Entries from a dataset
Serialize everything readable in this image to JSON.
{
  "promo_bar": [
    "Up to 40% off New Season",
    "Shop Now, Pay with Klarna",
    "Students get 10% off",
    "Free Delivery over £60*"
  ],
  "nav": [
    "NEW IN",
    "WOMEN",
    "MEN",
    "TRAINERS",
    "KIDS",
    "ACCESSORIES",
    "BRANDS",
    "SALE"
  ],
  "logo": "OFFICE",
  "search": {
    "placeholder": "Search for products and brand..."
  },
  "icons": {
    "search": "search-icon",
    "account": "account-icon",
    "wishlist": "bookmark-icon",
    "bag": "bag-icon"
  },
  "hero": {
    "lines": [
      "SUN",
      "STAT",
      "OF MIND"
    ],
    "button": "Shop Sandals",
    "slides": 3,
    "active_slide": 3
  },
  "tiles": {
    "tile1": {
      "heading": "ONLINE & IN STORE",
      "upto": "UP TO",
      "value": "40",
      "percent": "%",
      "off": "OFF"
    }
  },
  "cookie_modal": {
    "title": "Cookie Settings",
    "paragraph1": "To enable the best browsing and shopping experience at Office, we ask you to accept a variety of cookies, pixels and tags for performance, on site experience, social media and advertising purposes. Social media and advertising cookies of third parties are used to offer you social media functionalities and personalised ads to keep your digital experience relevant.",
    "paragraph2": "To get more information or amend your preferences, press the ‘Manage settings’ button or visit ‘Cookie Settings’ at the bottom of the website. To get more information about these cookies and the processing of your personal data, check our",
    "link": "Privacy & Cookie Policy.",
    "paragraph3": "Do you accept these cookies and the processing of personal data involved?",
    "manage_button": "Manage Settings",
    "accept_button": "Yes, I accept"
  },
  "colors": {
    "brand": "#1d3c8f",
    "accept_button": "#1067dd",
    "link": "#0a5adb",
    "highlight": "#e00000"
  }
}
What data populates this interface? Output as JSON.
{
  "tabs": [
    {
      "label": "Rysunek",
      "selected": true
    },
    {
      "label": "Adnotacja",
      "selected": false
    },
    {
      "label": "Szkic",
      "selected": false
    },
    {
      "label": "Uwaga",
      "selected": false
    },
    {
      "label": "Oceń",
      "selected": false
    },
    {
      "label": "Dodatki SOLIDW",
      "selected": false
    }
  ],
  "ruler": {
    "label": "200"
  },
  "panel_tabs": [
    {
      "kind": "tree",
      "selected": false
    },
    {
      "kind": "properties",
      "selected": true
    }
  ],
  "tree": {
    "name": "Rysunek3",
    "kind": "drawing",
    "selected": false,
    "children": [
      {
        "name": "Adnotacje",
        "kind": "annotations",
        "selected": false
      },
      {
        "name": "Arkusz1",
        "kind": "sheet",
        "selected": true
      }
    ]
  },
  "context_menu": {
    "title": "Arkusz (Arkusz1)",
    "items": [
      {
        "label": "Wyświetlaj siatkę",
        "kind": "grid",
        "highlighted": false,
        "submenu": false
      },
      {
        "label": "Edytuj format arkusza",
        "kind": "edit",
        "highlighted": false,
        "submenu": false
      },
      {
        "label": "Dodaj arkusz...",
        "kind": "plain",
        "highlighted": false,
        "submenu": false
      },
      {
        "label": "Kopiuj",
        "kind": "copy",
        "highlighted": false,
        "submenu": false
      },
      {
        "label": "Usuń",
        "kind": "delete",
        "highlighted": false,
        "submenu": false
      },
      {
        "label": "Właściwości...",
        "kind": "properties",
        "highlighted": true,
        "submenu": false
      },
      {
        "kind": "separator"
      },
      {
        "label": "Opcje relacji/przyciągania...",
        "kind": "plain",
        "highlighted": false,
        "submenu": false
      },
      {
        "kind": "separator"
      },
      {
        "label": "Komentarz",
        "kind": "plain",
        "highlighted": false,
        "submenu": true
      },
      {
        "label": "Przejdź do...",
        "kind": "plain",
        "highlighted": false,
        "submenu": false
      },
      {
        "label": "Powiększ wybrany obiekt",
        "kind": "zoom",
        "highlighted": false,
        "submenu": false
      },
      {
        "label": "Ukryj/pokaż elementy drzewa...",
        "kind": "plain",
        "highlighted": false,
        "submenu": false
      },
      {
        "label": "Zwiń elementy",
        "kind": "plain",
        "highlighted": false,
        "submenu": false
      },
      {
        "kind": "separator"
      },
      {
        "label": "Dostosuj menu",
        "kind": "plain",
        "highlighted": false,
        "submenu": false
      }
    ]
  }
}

Aim of the task: Go through the records and pull out each line that includes the word "link".

Expected answer:
    "link": "Privacy & Cookie Policy.",
    "link": "#0a5adb",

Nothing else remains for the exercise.